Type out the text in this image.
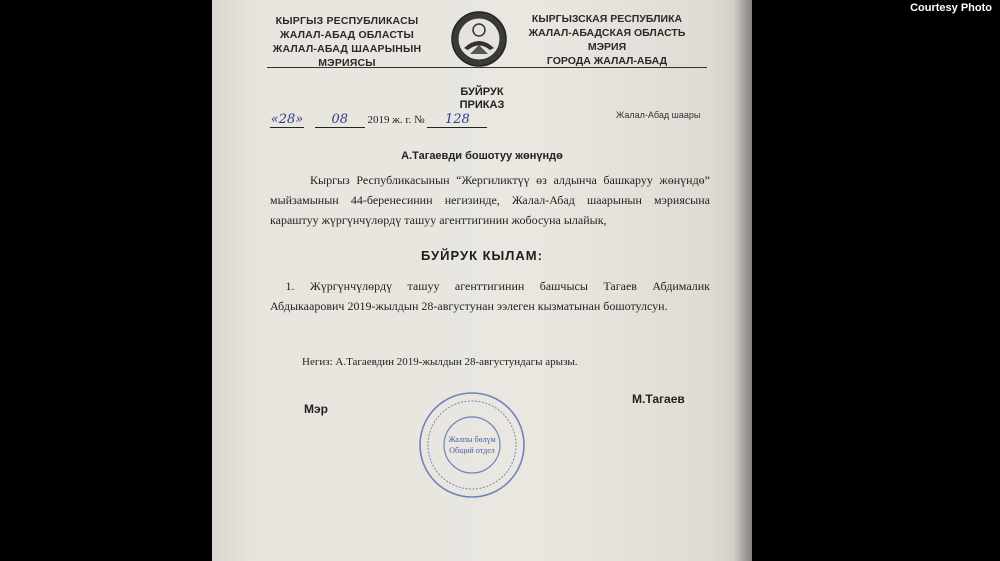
Courtesy Photo
КЫРГЫЗ РЕСПУБЛИКАСЫ
ЖАЛАЛ-АБАД ОБЛАСТЫ
ЖАЛАЛ-АБАД ШААРЫНЫН
МЭРИЯСЫ
КЫРГЫЗСКАЯ РЕСПУБЛИКА
ЖАЛАЛ-АБАДСКАЯ ОБЛАСТЬ
МЭРИЯ
ГОРОДА ЖАЛАЛ-АБАД
БУЙРУК
ПРИКАЗ
«28» 08 2019 ж. г. № 128	Жалал-Абад шаары
А.Тагаевди бошотуу жөнүндө
Кыргыз Республикасынын “Жергиликтүү өз алдынча башкаруу жөнүндө” мыйзамынын 44-беренесинин негизинде, Жалал-Абад шаарынын мэриясына караштуу жүргүнчүлөрдү ташуу агенттигинин жобосуна ылайык,
БУЙРУК КЫЛАМ:
1. Жүргүнчүлөрдү ташуу агенттигинин башчысы Тагаев Абдималик Абдыкаарович 2019-жылдын 28-августунан ээлеген кызматынан бошотулсун.
Негиз: А.Тагаевдин 2019-жылдын 28-августундагы арызы.
Мэр
Жалпы бөлүм
Общий отдел
М.Тагаев
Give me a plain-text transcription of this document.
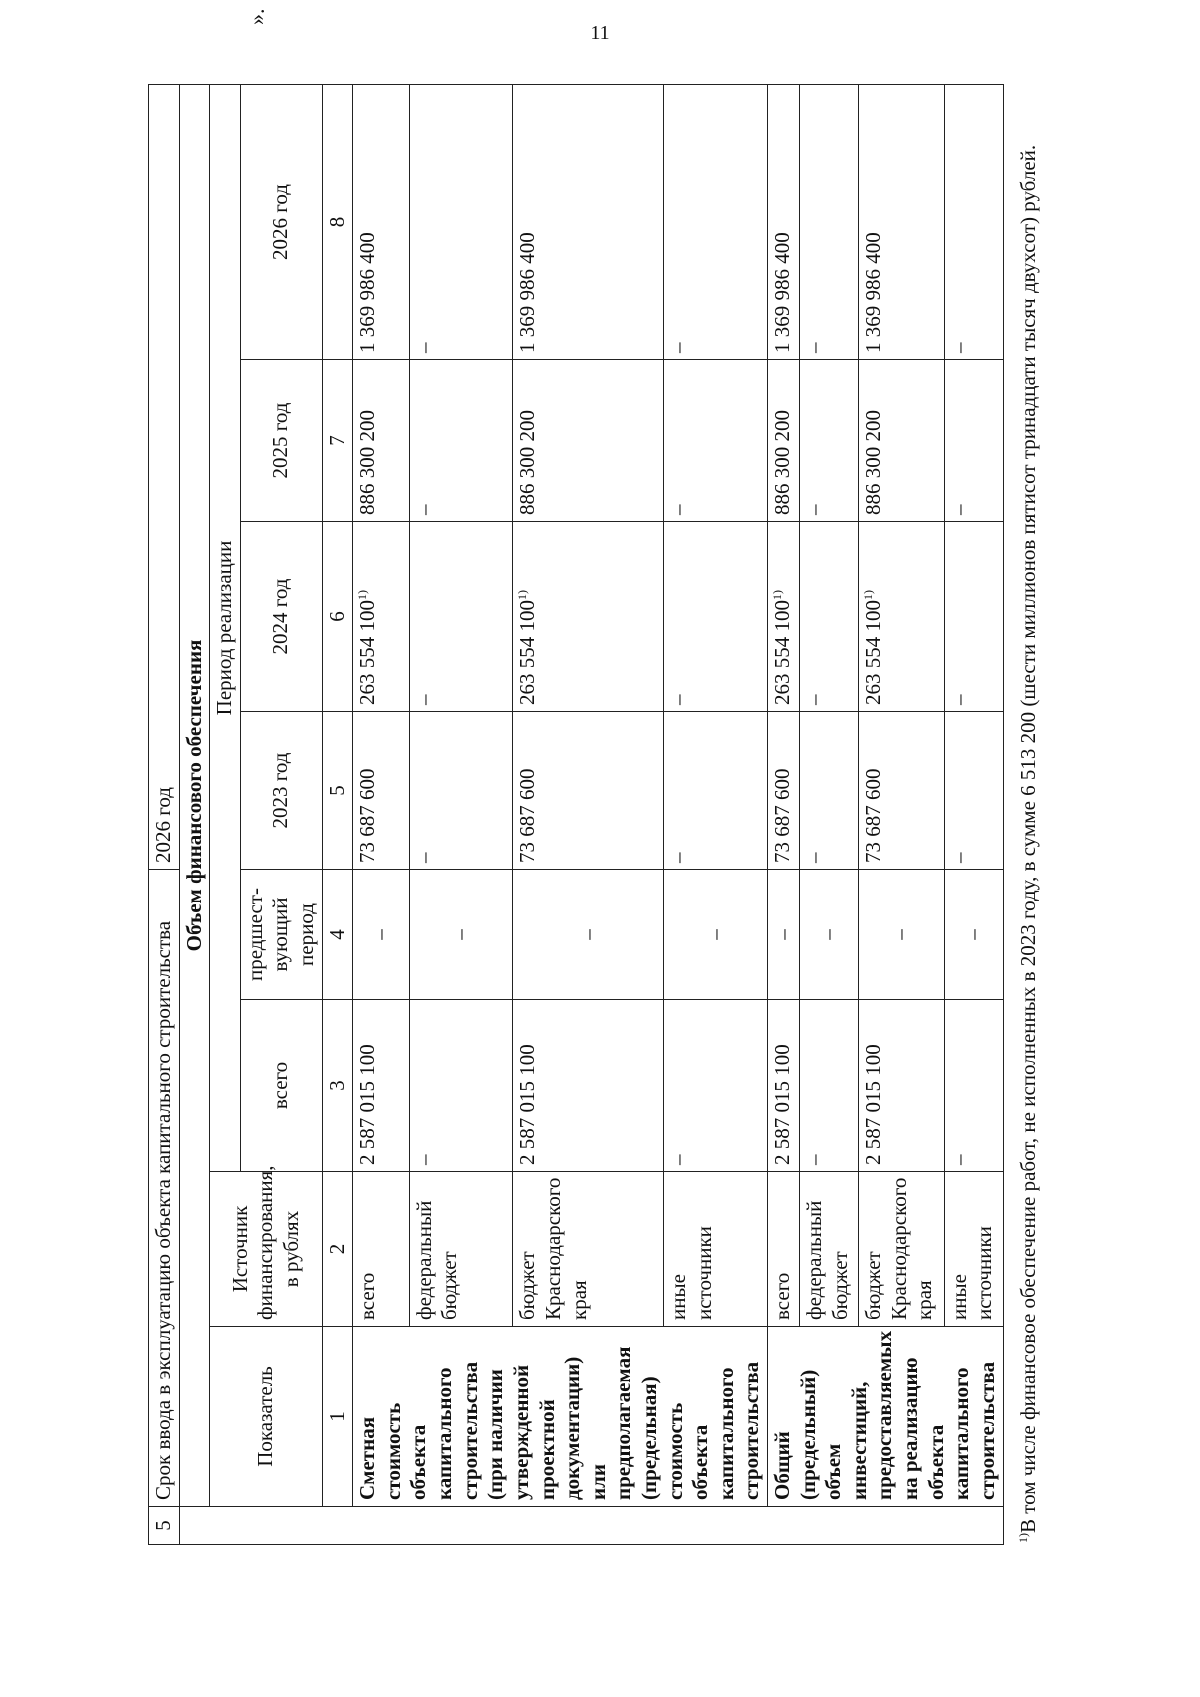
11
5	Срок ввода в эксплуатацию объекта капитального строительства				2026 год			
	Объем финансового обеспечения							
	Показатель	Источник финансирования, в рублях	Период реализации					
			всего	предшест-вующий период	2023 год	2024 год	2025 год	2026 год
	1	2	3	4	5	6	7	8
	Сметная стоимость объекта капитального строительства (при наличии утвержденной проектной документации) или предполагаемая (предельная) стоимость объекта капитального строительства	всего	2 587 015 100	–	73 687 600	263 554 100$^{1)}$	886 300 200	1 369 986 400
		федеральный бюджет	–	–	–	–	–	–
		бюджет Краснодарского края	2 587 015 100	–	73 687 600	263 554 100$^{1)}$	886 300 200	1 369 986 400
		иные источники	–	–	–	–	–	–
	Общий (предельный) объем инвестиций, предоставляемых на реализацию объекта капитального строительства	всего	2 587 015 100	–	73 687 600	263 554 100$^{1)}$	886 300 200	1 369 986 400
		федеральный бюджет	–	–	–	–	–	–
		бюджет Краснодарского края	2 587 015 100	–	73 687 600	263 554 100$^{1)}$	886 300 200	1 369 986 400
		иные источники	–	–	–	–	–	–
$^{1)}$В том числе финансовое обеспечение работ, не исполненных в 2023 году, в сумме 6 513 200 (шести миллионов пятисот тринадцати тысяч двухсот) рублей.
».
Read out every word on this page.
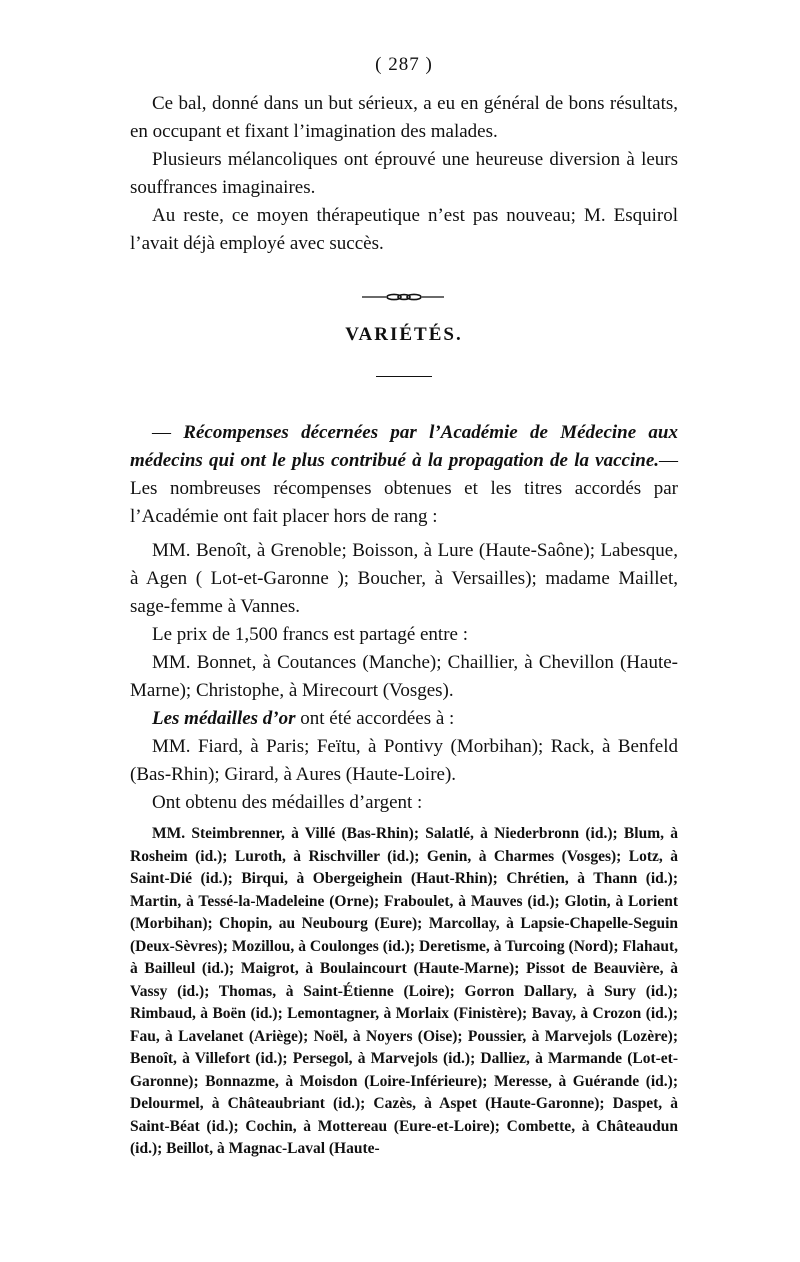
( 287 )

Ce bal, donné dans un but sérieux, a eu en général de bons résultats, en occupant et fixant l’imagination des malades.

Plusieurs mélancoliques ont éprouvé une heureuse diversion à leurs souffrances imaginaires.

Au reste, ce moyen thérapeutique n’est pas nouveau; M. Esquirol l’avait déjà employé avec succès.

VARIÉTÉS.

— Récompenses décernées par l’Académie de Médecine aux médecins qui ont le plus contribué à la propagation de la vaccine.— Les nombreuses récompenses obtenues et les titres accordés par l’Académie ont fait placer hors de rang :

MM. Benoît, à Grenoble; Boisson, à Lure (Haute-Saône); Labesque, à Agen ( Lot-et-Garonne ); Boucher, à Versailles); madame Maillet, sage-femme à Vannes.

Le prix de 1,500 francs est partagé entre :

MM. Bonnet, à Coutances (Manche); Chaillier, à Chevillon (Haute-Marne); Christophe, à Mirecourt (Vosges).

Les médailles d’or ont été accordées à :

MM. Fiard, à Paris; Feïtu, à Pontivy (Morbihan); Rack, à Benfeld (Bas-Rhin); Girard, à Aures (Haute-Loire).

Ont obtenu des médailles d’argent :

MM. Steimbrenner, à Villé (Bas-Rhin); Salatlé, à Niederbronn (id.); Blum, à Rosheim (id.); Luroth, à Rischviller (id.); Genin, à Charmes (Vosges); Lotz, à Saint-Dié (id.); Birqui, à Obergeighein (Haut-Rhin); Chrétien, à Thann (id.); Martin, à Tessé-la-Madeleine (Orne); Fraboulet, à Mauves (id.); Glotin, à Lorient (Morbihan); Chopin, au Neubourg (Eure); Marcollay, à Lapsie-Chapelle-Seguin (Deux-Sèvres); Mozillou, à Coulonges (id.); Deretisme, à Turcoing (Nord); Flahaut, à Bailleul (id.); Maigrot, à Boulaincourt (Haute-Marne); Pissot de Beauvière, à Vassy (id.); Thomas, à Saint-Étienne (Loire); Gorron Dallary, à Sury (id.); Rimbaud, à Boën (id.); Lemontagner, à Morlaix (Finistère); Bavay, à Crozon (id.); Fau, à Lavelanet (Ariège); Noël, à Noyers (Oise); Poussier, à Marvejols (Lozère); Benoît, à Villefort (id.); Persegol, à Marvejols (id.); Dalliez, à Marmande (Lot-et-Garonne); Bonnazme, à Moisdon (Loire-Inférieure); Meresse, à Guérande (id.); Delourmel, à Châteaubriant (id.); Cazès, à Aspet (Haute-Garonne); Daspet, à Saint-Béat (id.); Cochin, à Mottereau (Eure-et-Loire); Combette, à Châteaudun (id.); Beillot, à Magnac-Laval (Haute-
——
● What to work on
Without the pictures, repeat the listing above exactly.

● The completed task
Type out the text in this image.
Courtesy Photo
КЫРГЫЗ РЕСПУБЛИКАСЫ
ЖАЛАЛ-АБАД ОБЛАСТЫ
ЖАЛАЛ-АБАД ШААРЫНЫН
МЭРИЯСЫ
КЫРГЫЗСКАЯ РЕСПУБЛИКА
ЖАЛАЛ-АБАДСКАЯ ОБЛАСТЬ
МЭРИЯ
ГОРОДА ЖАЛАЛ-АБАД
БУЙРУК
ПРИКАЗ
«28» 08 2019 ж. г. № 128	Жалал-Абад шаары
А.Тагаевди бошотуу жөнүндө
Кыргыз Республикасынын “Жергиликтүү өз алдынча башкаруу жөнүндө” мыйзамынын 44-беренесинин негизинде, Жалал-Абад шаарынын мэриясына караштуу жүргүнчүлөрдү ташуу агенттигинин жобосуна ылайык,
БУЙРУК КЫЛАМ:
1. Жүргүнчүлөрдү ташуу агенттигинин башчысы Тагаев Абдималик Абдыкаарович 2019-жылдын 28-августунан ээлеген кызматынан бошотулсун.
Негиз: А.Тагаевдин 2019-жылдын 28-августундагы арызы.
Мэр
Жалпы бөлүм
Общий отдел
М.Тагаев
Give me a plain-text transcription of this document.
11
5	Срок ввода в эксплуатацию объекта капитального строительства				2026 год			
	Объем финансового обеспечения							
	Показатель	Источник финансирования, в рублях	Период реализации					
			всего	предшест-вующий период	2023 год	2024 год	2025 год	2026 год
	1	2	3	4	5	6	7	8
	Сметная стоимость объекта капитального строительства (при наличии утвержденной проектной документации) или предполагаемая (предельная) стоимость объекта капитального строительства	всего	2 587 015 100	–	73 687 600	263 554 100$^{1)}$	886 300 200	1 369 986 400
		федеральный бюджет	–	–	–	–	–	–
		бюджет Краснодарского края	2 587 015 100	–	73 687 600	263 554 100$^{1)}$	886 300 200	1 369 986 400
		иные источники	–	–	–	–	–	–
	Общий (предельный) объем инвестиций, предоставляемых на реализацию объекта капитального строительства	всего	2 587 015 100	–	73 687 600	263 554 100$^{1)}$	886 300 200	1 369 986 400
		федеральный бюджет	–	–	–	–	–	–
		бюджет Краснодарского края	2 587 015 100	–	73 687 600	263 554 100$^{1)}$	886 300 200	1 369 986 400
		иные источники	–	–	–	–	–	–
$^{1)}$В том числе финансовое обеспечение работ, не исполненных в 2023 году, в сумме 6 513 200 (шести миллионов пятисот тринадцати тысяч двухсот) рублей.
».
Read out every word on this page.
( 287 )

Ce bal, donné dans un but sérieux, a eu en général de bons résultats, en occupant et fixant l’imagination des malades.

Plusieurs mélancoliques ont éprouvé une heureuse diversion à leurs souffrances imaginaires.

Au reste, ce moyen thérapeutique n’est pas nouveau; M. Esquirol l’avait déjà employé avec succès.

VARIÉTÉS.

— Récompenses décernées par l’Académie de Médecine aux médecins qui ont le plus contribué à la propagation de la vaccine.— Les nombreuses récompenses obtenues et les titres accordés par l’Académie ont fait placer hors de rang :

MM. Benoît, à Grenoble; Boisson, à Lure (Haute-Saône); Labesque, à Agen ( Lot-et-Garonne ); Boucher, à Versailles); madame Maillet, sage-femme à Vannes.

Le prix de 1,500 francs est partagé entre :

MM. Bonnet, à Coutances (Manche); Chaillier, à Chevillon (Haute-Marne); Christophe, à Mirecourt (Vosges).

Les médailles d’or ont été accordées à :

MM. Fiard, à Paris; Feïtu, à Pontivy (Morbihan); Rack, à Benfeld (Bas-Rhin); Girard, à Aures (Haute-Loire).

Ont obtenu des médailles d’argent :

MM. Steimbrenner, à Villé (Bas-Rhin); Salatlé, à Niederbronn (id.); Blum, à Rosheim (id.); Luroth, à Rischviller (id.); Genin, à Charmes (Vosges); Lotz, à Saint-Dié (id.); Birqui, à Obergeighein (Haut-Rhin); Chrétien, à Thann (id.); Martin, à Tessé-la-Madeleine (Orne); Fraboulet, à Mauves (id.); Glotin, à Lorient (Morbihan); Chopin, au Neubourg (Eure); Marcollay, à Lapsie-Chapelle-Seguin (Deux-Sèvres); Mozillou, à Coulonges (id.); Deretisme, à Turcoing (Nord); Flahaut, à Bailleul (id.); Maigrot, à Boulaincourt (Haute-Marne); Pissot de Beauvière, à Vassy (id.); Thomas, à Saint-Étienne (Loire); Gorron Dallary, à Sury (id.); Rimbaud, à Boën (id.); Lemontagner, à Morlaix (Finistère); Bavay, à Crozon (id.); Fau, à Lavelanet (Ariège); Noël, à Noyers (Oise); Poussier, à Marvejols (Lozère); Benoît, à Villefort (id.); Persegol, à Marvejols (id.); Dalliez, à Marmande (Lot-et-Garonne); Bonnazme, à Moisdon (Loire-Inférieure); Meresse, à Guérande (id.); Delourmel, à Châteaubriant (id.); Cazès, à Aspet (Haute-Garonne); Daspet, à Saint-Béat (id.); Cochin, à Mottereau (Eure-et-Loire); Combette, à Châteaudun (id.); Beillot, à Magnac-Laval (Haute-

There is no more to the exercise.